──────── Dataset records
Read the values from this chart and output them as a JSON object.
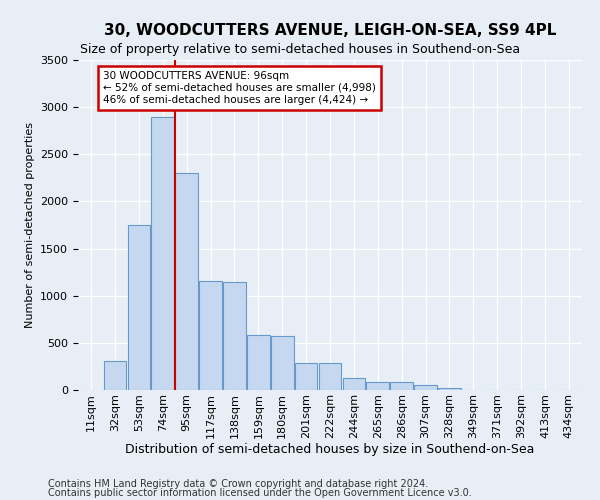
{
  "title": "30, WOODCUTTERS AVENUE, LEIGH-ON-SEA, SS9 4PL",
  "subtitle": "Size of property relative to semi-detached houses in Southend-on-Sea",
  "xlabel": "Distribution of semi-detached houses by size in Southend-on-Sea",
  "ylabel": "Number of semi-detached properties",
  "categories": [
    "11sqm",
    "32sqm",
    "53sqm",
    "74sqm",
    "95sqm",
    "117sqm",
    "138sqm",
    "159sqm",
    "180sqm",
    "201sqm",
    "222sqm",
    "244sqm",
    "265sqm",
    "286sqm",
    "307sqm",
    "328sqm",
    "349sqm",
    "371sqm",
    "392sqm",
    "413sqm",
    "434sqm"
  ],
  "values": [
    5,
    310,
    1750,
    2900,
    2300,
    1160,
    1150,
    580,
    575,
    290,
    285,
    130,
    85,
    80,
    55,
    18,
    5,
    3,
    2,
    1,
    1
  ],
  "bar_fill_color": "#c5d8ef",
  "bar_edge_color": "#6699cc",
  "marker_line_color": "#cc0000",
  "marker_index": 3.5,
  "annotation_text": "30 WOODCUTTERS AVENUE: 96sqm\n← 52% of semi-detached houses are smaller (4,998)\n46% of semi-detached houses are larger (4,424) →",
  "annotation_box_color": "#ffffff",
  "annotation_box_edge": "#cc0000",
  "background_color": "#e8eef5",
  "plot_bg_color": "#e8eef5",
  "footer1": "Contains HM Land Registry data © Crown copyright and database right 2024.",
  "footer2": "Contains public sector information licensed under the Open Government Licence v3.0.",
  "ylim": [
    0,
    3500
  ],
  "ytick_interval": 500,
  "title_fontsize": 11,
  "subtitle_fontsize": 9,
  "ylabel_fontsize": 8,
  "xlabel_fontsize": 9,
  "tick_fontsize": 8,
  "footer_fontsize": 7
}
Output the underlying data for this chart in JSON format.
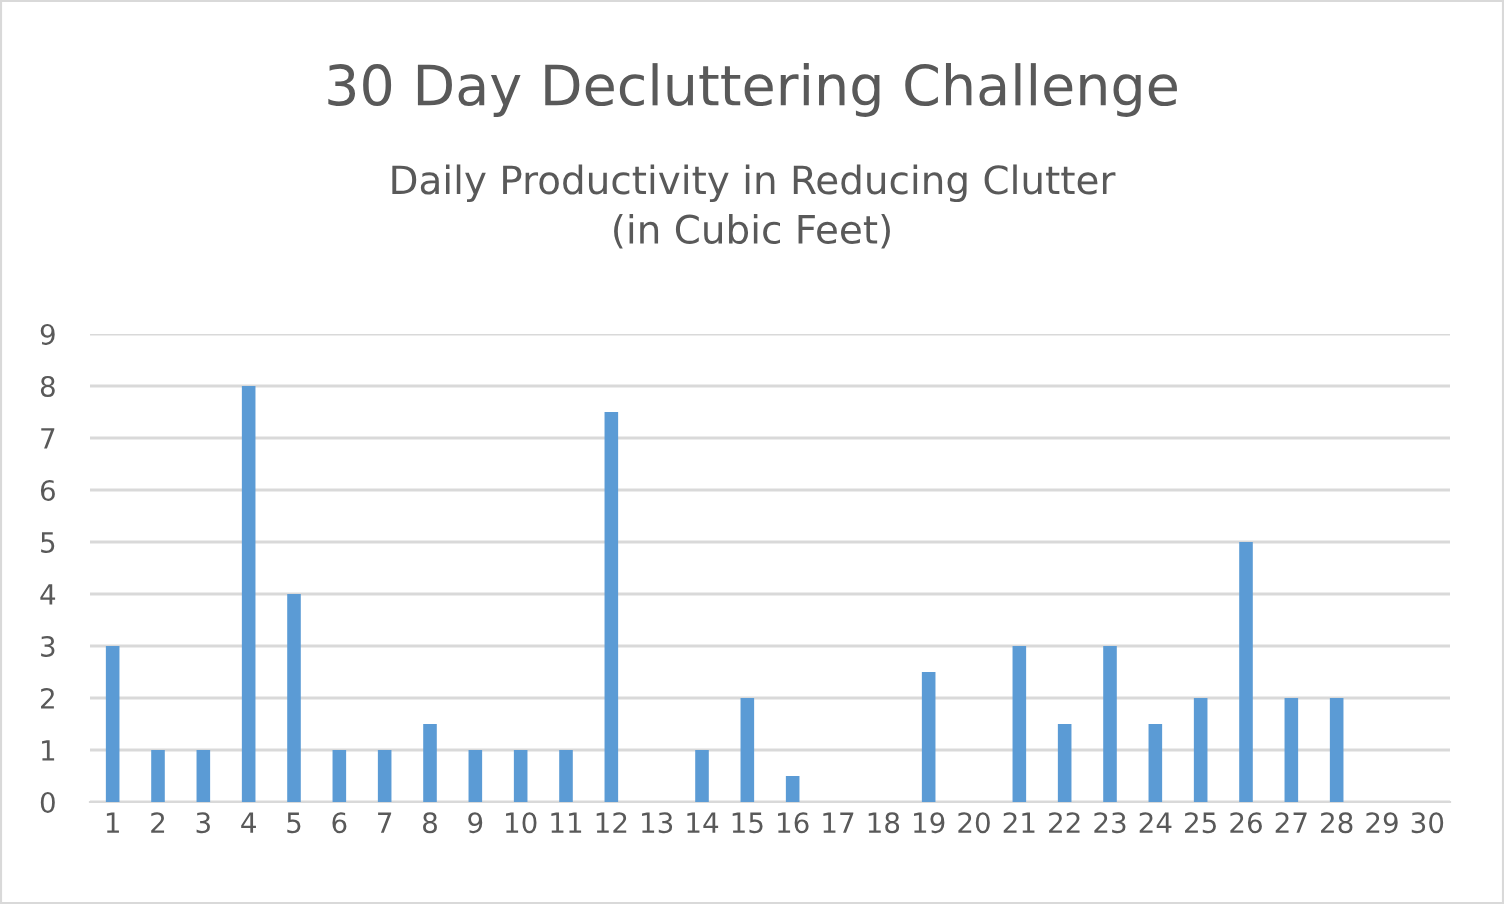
{
  "chart_data": {
    "type": "bar",
    "title": "30 Day Decluttering Challenge",
    "subtitle": "Daily Productivity in Reducing Clutter\n(in Cubic Feet)",
    "categories": [
      "1",
      "2",
      "3",
      "4",
      "5",
      "6",
      "7",
      "8",
      "9",
      "10",
      "11",
      "12",
      "13",
      "14",
      "15",
      "16",
      "17",
      "18",
      "19",
      "20",
      "21",
      "22",
      "23",
      "24",
      "25",
      "26",
      "27",
      "28",
      "29",
      "30"
    ],
    "values": [
      3,
      1,
      1,
      8,
      4,
      1,
      1,
      1.5,
      1,
      1,
      1,
      7.5,
      0,
      1,
      2,
      0.5,
      0,
      0,
      2.5,
      0,
      3,
      1.5,
      3,
      1.5,
      2,
      5,
      2,
      2,
      0,
      0
    ],
    "color": "#5b9bd5",
    "ylim": [
      0,
      9
    ],
    "yticks": [
      0,
      1,
      2,
      3,
      4,
      5,
      6,
      7,
      8,
      9
    ],
    "grid": "y"
  }
}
────────────────
Set task:
Your answer should be a single number: the count of lines containing the word "WOODCUTTERS".

Full answer:
2